▶ _Your task_
Print each line exactly as it is given.

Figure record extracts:
** BEGIN **
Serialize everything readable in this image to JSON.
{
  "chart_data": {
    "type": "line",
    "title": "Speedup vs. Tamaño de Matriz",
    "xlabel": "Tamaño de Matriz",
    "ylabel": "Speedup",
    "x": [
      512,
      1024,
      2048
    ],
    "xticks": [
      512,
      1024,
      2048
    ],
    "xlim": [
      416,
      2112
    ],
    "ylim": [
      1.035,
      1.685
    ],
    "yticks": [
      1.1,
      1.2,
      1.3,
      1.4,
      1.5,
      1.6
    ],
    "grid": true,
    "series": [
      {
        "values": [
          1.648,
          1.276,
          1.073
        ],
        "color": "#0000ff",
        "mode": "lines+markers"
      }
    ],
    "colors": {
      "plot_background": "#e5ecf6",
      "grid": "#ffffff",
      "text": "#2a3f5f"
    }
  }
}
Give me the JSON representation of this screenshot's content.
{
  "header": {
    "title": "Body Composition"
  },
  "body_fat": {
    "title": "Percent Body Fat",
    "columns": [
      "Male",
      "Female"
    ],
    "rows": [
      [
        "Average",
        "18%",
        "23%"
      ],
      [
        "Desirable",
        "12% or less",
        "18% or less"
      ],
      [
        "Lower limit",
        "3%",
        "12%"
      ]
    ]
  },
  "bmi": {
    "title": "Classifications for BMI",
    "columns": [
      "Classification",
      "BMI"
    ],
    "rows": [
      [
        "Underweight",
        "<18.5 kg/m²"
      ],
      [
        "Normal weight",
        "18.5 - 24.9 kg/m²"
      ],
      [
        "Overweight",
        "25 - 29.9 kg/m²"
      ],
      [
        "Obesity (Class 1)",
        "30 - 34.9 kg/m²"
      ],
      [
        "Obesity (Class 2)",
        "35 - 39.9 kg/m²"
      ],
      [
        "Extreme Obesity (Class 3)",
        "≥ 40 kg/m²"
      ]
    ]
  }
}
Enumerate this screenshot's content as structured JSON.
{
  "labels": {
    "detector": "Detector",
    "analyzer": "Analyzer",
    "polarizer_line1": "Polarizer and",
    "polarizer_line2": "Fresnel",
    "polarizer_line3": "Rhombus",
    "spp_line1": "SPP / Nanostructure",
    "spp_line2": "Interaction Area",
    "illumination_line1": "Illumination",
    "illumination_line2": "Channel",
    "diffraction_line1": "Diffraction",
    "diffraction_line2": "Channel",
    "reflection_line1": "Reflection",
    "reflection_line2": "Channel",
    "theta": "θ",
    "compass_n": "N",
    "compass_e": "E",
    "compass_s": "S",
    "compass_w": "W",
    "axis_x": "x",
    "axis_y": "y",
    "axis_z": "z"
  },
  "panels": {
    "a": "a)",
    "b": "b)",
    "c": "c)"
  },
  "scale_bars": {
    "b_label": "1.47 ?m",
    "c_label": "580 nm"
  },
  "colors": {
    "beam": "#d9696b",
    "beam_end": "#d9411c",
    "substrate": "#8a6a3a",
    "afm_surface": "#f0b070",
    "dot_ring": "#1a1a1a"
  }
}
** END **
▶ _Output for this task_
Serialize everything readable in this image to JSON.
{
  "chart_data": {
    "type": "line",
    "title": "Speedup vs. Tamaño de Matriz",
    "xlabel": "Tamaño de Matriz",
    "ylabel": "Speedup",
    "x": [
      512,
      1024,
      2048
    ],
    "xticks": [
      512,
      1024,
      2048
    ],
    "xlim": [
      416,
      2112
    ],
    "ylim": [
      1.035,
      1.685
    ],
    "yticks": [
      1.1,
      1.2,
      1.3,
      1.4,
      1.5,
      1.6
    ],
    "grid": true,
    "series": [
      {
        "values": [
          1.648,
          1.276,
          1.073
        ],
        "color": "#0000ff",
        "mode": "lines+markers"
      }
    ],
    "colors": {
      "plot_background": "#e5ecf6",
      "grid": "#ffffff",
      "text": "#2a3f5f"
    }
  }
}
Give me the JSON representation of this screenshot's content.
{
  "header": {
    "title": "Body Composition"
  },
  "body_fat": {
    "title": "Percent Body Fat",
    "columns": [
      "Male",
      "Female"
    ],
    "rows": [
      [
        "Average",
        "18%",
        "23%"
      ],
      [
        "Desirable",
        "12% or less",
        "18% or less"
      ],
      [
        "Lower limit",
        "3%",
        "12%"
      ]
    ]
  },
  "bmi": {
    "title": "Classifications for BMI",
    "columns": [
      "Classification",
      "BMI"
    ],
    "rows": [
      [
        "Underweight",
        "<18.5 kg/m²"
      ],
      [
        "Normal weight",
        "18.5 - 24.9 kg/m²"
      ],
      [
        "Overweight",
        "25 - 29.9 kg/m²"
      ],
      [
        "Obesity (Class 1)",
        "30 - 34.9 kg/m²"
      ],
      [
        "Obesity (Class 2)",
        "35 - 39.9 kg/m²"
      ],
      [
        "Extreme Obesity (Class 3)",
        "≥ 40 kg/m²"
      ]
    ]
  }
}
Enumerate this screenshot's content as structured JSON.
{
  "labels": {
    "detector": "Detector",
    "analyzer": "Analyzer",
    "polarizer_line1": "Polarizer and",
    "polarizer_line2": "Fresnel",
    "polarizer_line3": "Rhombus",
    "spp_line1": "SPP / Nanostructure",
    "spp_line2": "Interaction Area",
    "illumination_line1": "Illumination",
    "illumination_line2": "Channel",
    "diffraction_line1": "Diffraction",
    "diffraction_line2": "Channel",
    "reflection_line1": "Reflection",
    "reflection_line2": "Channel",
    "theta": "θ",
    "compass_n": "N",
    "compass_e": "E",
    "compass_s": "S",
    "compass_w": "W",
    "axis_x": "x",
    "axis_y": "y",
    "axis_z": "z"
  },
  "panels": {
    "a": "a)",
    "b": "b)",
    "c": "c)"
  },
  "scale_bars": {
    "b_label": "1.47 ?m",
    "c_label": "580 nm"
  },
  "colors": {
    "beam": "#d9696b",
    "beam_end": "#d9411c",
    "substrate": "#8a6a3a",
    "afm_surface": "#f0b070",
    "dot_ring": "#1a1a1a"
  }
}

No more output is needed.